Instruction: Show every line in the entries below where the word "Roberto" appears.

Given records:
|---|

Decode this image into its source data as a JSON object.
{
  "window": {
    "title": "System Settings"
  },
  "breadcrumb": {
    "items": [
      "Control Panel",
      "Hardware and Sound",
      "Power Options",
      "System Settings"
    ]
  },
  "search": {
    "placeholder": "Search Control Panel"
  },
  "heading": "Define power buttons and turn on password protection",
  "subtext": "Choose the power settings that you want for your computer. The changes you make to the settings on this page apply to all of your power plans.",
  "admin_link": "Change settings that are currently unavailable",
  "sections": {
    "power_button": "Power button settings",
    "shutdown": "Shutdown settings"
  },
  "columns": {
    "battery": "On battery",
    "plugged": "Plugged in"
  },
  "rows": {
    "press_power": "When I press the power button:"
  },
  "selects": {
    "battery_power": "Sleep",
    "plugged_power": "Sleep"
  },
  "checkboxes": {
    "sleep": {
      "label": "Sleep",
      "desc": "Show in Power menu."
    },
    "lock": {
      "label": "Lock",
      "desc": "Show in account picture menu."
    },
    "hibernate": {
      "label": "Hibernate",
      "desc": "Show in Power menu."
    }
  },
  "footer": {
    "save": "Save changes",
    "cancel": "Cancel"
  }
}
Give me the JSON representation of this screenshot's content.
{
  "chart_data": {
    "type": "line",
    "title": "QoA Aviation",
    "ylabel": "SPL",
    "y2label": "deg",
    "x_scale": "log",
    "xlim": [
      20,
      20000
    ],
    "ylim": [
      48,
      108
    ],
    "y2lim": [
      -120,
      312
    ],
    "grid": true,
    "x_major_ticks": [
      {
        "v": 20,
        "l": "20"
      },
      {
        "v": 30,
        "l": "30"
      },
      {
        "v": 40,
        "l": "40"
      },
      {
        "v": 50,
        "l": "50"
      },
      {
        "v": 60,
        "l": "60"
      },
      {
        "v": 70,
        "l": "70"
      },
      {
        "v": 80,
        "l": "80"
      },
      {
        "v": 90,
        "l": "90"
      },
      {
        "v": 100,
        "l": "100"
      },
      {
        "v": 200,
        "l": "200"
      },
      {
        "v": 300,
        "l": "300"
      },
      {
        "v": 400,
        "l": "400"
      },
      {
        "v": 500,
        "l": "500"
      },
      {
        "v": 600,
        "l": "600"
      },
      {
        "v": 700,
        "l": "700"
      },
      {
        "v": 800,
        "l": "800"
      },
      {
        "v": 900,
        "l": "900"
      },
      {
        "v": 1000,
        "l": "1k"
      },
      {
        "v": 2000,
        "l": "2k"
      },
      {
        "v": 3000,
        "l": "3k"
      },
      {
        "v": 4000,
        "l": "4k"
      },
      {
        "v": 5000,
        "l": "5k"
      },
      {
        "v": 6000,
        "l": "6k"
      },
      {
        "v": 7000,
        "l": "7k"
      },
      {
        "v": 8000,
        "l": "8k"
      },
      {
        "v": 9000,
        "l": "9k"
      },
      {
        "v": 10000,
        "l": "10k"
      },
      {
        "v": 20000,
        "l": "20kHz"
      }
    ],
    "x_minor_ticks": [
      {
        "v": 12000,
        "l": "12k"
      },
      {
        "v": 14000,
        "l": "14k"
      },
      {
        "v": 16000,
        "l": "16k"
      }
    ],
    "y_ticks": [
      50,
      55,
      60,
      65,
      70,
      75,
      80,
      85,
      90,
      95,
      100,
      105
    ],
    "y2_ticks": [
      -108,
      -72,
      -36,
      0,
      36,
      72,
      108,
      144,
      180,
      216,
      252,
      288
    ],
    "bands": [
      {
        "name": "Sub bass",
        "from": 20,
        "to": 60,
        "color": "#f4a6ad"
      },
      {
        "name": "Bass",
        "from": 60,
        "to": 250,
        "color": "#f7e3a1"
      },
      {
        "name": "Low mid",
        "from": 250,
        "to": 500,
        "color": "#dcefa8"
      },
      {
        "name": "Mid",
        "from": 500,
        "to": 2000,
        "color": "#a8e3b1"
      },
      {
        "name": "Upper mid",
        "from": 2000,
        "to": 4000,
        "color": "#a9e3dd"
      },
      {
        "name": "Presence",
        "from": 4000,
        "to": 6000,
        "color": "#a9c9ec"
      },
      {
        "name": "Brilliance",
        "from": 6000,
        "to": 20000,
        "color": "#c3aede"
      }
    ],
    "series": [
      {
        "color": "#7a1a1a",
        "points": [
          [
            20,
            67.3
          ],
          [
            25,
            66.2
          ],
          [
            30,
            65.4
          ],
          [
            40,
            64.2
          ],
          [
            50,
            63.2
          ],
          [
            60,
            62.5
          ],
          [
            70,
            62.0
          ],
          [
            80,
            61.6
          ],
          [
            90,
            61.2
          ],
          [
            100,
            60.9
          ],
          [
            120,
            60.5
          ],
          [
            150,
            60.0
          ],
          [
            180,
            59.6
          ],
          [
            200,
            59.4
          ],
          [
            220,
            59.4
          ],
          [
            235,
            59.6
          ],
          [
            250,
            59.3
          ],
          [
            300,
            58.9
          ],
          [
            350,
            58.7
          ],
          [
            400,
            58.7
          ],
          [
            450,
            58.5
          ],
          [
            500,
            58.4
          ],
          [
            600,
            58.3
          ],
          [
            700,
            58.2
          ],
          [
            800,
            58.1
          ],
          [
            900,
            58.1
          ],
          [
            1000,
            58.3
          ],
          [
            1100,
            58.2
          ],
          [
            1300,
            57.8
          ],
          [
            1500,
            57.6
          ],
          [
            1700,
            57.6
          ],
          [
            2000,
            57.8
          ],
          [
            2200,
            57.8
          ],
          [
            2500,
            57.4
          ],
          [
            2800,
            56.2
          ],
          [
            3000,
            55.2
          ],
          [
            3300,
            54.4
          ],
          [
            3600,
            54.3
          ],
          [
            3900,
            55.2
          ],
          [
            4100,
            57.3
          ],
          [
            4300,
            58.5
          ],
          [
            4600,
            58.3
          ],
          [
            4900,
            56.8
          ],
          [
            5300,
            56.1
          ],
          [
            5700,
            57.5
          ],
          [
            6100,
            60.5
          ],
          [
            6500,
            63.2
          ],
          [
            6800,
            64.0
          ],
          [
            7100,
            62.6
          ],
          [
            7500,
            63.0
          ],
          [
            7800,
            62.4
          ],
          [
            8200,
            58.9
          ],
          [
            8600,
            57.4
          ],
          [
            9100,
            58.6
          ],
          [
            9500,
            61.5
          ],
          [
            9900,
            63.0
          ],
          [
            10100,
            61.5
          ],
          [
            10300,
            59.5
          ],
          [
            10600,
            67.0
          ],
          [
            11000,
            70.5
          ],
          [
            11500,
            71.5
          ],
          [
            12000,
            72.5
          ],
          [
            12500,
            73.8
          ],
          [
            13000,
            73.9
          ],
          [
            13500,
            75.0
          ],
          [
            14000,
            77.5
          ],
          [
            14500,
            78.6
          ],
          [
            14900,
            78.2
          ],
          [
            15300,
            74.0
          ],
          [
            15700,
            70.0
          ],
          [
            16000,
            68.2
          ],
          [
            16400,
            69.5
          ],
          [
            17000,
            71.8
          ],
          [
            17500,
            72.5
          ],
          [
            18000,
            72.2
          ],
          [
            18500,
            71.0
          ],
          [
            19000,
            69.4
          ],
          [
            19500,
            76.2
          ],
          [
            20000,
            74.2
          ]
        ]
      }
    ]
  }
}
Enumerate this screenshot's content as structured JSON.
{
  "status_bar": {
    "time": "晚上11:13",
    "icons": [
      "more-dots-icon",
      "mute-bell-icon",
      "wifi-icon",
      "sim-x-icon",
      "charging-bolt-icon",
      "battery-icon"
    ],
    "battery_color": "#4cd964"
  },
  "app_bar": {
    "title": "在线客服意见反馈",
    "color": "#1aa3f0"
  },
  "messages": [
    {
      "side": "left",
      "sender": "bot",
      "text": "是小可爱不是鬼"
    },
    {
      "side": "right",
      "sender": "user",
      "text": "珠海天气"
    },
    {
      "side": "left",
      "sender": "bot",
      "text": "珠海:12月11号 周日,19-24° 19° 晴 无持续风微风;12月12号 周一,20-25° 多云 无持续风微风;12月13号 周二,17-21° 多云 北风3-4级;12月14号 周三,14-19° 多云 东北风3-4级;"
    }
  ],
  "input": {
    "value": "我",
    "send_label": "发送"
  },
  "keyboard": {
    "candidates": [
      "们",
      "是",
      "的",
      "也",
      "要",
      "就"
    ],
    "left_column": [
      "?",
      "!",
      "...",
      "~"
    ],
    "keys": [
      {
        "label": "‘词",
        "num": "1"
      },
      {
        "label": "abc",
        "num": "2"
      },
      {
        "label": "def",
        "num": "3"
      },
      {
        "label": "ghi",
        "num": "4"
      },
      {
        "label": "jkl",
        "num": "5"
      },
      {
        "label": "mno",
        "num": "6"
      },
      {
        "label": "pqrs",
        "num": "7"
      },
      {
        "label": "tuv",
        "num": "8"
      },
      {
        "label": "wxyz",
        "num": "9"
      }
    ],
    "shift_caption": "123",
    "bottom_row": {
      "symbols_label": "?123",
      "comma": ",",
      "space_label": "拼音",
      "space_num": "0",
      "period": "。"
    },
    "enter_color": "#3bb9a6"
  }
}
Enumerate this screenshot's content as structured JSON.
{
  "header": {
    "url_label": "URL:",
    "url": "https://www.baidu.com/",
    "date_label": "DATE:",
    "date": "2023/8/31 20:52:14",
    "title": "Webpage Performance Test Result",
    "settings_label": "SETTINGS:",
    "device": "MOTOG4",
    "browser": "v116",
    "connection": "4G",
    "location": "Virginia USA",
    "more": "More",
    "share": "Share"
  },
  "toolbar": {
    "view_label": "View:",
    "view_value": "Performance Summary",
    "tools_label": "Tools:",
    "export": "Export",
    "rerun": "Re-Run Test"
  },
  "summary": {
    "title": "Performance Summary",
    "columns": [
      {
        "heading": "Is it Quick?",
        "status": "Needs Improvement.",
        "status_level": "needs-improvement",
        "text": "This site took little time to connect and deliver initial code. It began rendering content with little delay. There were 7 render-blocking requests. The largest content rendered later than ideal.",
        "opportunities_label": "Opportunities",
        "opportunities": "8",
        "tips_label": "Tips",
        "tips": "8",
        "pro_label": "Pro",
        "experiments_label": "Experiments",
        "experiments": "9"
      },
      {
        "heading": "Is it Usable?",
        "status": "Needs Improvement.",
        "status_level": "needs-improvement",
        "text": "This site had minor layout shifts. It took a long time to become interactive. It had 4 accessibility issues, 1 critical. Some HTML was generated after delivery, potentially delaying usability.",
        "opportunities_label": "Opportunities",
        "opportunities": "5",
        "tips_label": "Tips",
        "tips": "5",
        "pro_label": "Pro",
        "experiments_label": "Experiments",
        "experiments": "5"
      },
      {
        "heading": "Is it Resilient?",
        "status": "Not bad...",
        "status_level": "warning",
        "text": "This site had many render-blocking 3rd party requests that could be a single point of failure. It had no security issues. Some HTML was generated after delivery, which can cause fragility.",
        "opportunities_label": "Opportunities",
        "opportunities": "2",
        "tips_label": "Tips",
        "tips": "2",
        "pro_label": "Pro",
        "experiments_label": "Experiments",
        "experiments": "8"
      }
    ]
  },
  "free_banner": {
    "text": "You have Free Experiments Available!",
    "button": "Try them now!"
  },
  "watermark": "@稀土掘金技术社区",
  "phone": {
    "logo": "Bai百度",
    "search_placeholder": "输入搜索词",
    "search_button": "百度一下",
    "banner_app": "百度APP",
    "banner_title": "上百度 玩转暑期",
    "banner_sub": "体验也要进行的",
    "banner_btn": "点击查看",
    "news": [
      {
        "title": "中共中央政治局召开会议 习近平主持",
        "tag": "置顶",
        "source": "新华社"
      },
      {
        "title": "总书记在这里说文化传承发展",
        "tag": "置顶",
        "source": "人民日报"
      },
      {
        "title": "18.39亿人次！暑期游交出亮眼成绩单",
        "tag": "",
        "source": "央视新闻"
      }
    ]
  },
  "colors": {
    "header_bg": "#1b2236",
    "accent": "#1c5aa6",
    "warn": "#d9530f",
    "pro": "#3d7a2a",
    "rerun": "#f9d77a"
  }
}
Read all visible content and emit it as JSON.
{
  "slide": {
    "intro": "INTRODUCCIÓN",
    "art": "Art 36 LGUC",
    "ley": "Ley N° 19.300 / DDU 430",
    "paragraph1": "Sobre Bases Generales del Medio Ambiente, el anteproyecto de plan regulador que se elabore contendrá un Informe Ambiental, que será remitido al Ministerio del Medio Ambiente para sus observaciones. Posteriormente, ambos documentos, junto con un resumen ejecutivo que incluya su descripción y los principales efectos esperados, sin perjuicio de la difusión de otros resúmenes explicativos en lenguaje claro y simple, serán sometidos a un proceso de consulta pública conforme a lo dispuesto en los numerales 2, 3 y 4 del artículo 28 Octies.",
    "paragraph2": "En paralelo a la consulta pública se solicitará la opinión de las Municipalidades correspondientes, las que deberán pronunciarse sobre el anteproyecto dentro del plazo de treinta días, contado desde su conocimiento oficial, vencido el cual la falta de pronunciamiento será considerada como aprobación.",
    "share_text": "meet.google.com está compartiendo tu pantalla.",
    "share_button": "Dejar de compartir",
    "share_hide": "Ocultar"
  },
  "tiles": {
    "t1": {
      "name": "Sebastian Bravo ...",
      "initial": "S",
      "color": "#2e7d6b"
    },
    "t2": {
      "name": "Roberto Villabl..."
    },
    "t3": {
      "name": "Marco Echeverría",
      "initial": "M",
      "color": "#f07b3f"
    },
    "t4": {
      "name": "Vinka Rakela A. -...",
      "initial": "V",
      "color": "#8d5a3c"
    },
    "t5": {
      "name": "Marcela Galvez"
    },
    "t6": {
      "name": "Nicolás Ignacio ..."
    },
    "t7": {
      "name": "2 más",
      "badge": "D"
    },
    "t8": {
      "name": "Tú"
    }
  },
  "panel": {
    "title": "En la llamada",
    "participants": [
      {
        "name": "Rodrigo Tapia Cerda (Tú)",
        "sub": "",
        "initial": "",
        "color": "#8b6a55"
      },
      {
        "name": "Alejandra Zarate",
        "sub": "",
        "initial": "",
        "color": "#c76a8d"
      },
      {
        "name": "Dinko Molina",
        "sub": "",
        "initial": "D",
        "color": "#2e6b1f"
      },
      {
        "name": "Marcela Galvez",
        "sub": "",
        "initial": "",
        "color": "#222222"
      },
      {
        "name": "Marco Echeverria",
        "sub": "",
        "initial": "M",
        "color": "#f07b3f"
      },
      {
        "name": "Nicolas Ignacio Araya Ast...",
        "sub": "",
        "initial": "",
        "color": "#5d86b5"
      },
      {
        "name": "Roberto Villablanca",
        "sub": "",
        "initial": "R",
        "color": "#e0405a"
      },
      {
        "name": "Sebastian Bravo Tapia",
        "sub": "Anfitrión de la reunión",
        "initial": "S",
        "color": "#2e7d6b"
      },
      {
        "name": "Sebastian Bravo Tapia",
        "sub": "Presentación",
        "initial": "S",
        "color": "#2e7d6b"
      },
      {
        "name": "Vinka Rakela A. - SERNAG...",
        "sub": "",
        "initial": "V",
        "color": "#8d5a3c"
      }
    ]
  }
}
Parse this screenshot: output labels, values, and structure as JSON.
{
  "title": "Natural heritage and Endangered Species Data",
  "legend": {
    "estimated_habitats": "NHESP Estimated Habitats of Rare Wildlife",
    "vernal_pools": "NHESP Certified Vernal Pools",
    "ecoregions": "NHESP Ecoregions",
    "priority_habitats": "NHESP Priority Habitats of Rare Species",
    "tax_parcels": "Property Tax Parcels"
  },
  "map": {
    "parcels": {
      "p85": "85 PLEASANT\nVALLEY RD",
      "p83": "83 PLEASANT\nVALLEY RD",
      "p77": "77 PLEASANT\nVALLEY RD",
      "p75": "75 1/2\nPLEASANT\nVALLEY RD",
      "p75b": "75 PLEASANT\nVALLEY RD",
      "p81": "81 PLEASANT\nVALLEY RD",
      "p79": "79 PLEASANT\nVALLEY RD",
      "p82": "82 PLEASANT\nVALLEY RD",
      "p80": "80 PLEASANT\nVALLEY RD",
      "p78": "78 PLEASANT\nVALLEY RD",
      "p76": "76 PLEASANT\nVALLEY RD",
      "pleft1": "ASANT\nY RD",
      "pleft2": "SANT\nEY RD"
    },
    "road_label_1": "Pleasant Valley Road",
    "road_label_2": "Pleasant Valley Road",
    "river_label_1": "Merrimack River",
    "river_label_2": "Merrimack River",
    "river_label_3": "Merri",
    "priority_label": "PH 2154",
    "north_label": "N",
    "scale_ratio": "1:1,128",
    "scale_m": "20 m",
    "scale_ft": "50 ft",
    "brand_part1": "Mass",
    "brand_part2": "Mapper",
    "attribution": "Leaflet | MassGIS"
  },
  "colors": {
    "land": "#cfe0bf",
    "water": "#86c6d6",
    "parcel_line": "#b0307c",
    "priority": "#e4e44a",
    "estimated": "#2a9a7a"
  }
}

|---|

Task output:
      "name": "Roberto Villabl..."
        "name": "Roberto Villablanca",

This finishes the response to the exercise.